§ SET TASK:
Locate each line in the records containing "size". Copy it.

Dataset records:
•••••

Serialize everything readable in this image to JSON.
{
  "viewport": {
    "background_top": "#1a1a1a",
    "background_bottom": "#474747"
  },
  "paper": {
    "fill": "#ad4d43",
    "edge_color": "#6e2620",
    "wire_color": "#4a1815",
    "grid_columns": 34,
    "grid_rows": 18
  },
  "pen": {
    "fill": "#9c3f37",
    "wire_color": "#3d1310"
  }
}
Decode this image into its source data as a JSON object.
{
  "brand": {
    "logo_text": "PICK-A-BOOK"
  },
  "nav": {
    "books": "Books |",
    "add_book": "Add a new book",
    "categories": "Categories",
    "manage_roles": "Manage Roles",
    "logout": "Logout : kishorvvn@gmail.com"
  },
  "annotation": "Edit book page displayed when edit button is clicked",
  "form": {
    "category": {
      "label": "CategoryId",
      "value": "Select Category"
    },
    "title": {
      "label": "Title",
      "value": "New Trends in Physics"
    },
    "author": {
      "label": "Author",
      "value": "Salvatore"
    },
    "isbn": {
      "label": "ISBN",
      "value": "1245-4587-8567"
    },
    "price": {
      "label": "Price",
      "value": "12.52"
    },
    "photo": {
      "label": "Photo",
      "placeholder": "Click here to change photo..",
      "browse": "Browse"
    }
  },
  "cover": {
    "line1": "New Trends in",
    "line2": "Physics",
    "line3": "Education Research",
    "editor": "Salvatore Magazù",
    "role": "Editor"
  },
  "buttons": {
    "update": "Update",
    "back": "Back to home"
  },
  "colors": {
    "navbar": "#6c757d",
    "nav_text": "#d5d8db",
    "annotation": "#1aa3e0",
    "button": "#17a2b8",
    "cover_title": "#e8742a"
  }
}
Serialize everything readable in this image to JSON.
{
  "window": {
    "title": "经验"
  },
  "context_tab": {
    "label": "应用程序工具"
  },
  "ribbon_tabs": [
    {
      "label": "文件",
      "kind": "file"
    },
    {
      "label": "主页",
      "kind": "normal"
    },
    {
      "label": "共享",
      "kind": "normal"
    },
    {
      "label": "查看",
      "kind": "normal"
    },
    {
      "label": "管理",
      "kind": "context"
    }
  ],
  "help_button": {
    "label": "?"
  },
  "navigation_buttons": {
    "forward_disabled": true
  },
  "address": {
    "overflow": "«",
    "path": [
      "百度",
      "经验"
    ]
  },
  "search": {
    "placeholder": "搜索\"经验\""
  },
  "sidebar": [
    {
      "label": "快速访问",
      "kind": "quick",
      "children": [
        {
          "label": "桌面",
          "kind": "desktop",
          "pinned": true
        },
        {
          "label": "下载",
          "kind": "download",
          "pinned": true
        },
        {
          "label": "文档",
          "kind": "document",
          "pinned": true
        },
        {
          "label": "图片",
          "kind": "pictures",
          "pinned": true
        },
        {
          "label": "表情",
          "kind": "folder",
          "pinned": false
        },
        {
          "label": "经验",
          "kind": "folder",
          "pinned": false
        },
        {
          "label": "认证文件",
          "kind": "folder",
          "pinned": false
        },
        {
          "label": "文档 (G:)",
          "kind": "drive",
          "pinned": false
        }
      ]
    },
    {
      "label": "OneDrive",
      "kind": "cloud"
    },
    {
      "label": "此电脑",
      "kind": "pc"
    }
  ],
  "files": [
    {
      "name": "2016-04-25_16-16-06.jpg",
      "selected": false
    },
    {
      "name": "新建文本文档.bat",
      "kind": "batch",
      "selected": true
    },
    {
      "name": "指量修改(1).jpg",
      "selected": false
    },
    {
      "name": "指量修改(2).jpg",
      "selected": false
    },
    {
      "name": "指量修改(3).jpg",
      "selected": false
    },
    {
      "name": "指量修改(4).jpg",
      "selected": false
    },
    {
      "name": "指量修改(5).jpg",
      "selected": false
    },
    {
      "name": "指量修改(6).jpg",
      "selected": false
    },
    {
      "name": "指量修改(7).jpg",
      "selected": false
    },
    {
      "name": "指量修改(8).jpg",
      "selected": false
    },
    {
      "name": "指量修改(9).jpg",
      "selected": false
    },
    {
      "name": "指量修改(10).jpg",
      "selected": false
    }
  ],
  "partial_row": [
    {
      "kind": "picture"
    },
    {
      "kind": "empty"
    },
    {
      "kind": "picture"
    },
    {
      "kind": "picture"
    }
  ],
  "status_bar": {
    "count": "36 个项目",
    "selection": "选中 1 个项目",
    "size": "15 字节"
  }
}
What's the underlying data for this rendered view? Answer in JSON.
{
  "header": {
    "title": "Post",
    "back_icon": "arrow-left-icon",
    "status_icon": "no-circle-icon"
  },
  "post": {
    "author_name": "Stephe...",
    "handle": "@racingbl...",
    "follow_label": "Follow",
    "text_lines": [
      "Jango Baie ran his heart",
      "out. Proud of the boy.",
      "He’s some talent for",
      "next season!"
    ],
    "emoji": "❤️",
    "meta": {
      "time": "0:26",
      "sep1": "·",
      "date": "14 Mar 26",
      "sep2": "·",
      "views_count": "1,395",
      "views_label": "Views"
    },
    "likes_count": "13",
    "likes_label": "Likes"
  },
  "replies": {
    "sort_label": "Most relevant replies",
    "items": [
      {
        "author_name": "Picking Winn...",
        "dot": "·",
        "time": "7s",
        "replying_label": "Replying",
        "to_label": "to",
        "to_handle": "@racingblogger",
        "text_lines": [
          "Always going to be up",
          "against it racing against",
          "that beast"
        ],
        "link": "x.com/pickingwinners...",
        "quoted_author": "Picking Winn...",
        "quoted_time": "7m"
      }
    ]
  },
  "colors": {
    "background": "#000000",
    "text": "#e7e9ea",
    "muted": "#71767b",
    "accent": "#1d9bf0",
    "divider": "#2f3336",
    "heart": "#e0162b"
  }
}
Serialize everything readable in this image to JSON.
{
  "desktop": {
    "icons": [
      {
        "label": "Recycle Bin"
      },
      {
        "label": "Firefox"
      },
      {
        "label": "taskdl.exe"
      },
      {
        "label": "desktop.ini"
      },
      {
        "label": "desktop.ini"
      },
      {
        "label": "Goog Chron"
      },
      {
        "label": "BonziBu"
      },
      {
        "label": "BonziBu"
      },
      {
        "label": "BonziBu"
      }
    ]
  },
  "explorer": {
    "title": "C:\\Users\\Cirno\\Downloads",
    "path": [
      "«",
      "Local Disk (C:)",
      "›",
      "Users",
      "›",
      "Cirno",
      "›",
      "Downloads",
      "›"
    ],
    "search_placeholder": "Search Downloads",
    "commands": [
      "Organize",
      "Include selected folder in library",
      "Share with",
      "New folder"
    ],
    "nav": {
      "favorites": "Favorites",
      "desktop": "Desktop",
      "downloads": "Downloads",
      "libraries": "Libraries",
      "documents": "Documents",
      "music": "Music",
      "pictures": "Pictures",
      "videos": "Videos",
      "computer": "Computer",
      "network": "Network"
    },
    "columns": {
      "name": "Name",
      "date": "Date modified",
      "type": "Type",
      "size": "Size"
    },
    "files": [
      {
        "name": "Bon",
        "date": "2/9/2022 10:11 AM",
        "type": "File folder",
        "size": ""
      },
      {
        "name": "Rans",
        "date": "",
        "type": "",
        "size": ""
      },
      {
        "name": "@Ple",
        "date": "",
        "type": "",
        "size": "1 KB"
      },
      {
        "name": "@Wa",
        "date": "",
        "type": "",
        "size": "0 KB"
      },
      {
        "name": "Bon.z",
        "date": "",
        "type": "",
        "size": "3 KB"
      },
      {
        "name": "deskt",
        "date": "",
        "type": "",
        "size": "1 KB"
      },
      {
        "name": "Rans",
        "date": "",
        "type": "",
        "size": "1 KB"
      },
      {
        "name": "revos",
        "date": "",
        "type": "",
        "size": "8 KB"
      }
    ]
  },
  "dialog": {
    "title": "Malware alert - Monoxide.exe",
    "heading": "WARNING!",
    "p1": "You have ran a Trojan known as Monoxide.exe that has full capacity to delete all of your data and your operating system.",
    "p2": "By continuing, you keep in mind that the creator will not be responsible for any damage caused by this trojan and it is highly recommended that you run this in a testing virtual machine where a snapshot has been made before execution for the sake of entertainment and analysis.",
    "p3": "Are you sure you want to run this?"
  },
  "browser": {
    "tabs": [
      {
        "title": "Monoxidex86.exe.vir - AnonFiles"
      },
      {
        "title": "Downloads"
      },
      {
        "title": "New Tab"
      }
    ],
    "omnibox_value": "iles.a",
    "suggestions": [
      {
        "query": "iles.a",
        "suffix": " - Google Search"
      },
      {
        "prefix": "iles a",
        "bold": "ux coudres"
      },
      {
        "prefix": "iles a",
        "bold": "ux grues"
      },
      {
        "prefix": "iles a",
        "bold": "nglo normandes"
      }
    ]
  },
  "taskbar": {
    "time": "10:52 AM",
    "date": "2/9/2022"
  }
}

•••••

§ RESULT FOR THIS EXERCISE:
    "size": "15 字节"
      "size": "Size"
        "size": ""
        "size": ""
        "size": "1 KB"
        "size": "0 KB"
        "size": "3 KB"
        "size": "1 KB"
        "size": "1 KB"
        "size": "8 KB"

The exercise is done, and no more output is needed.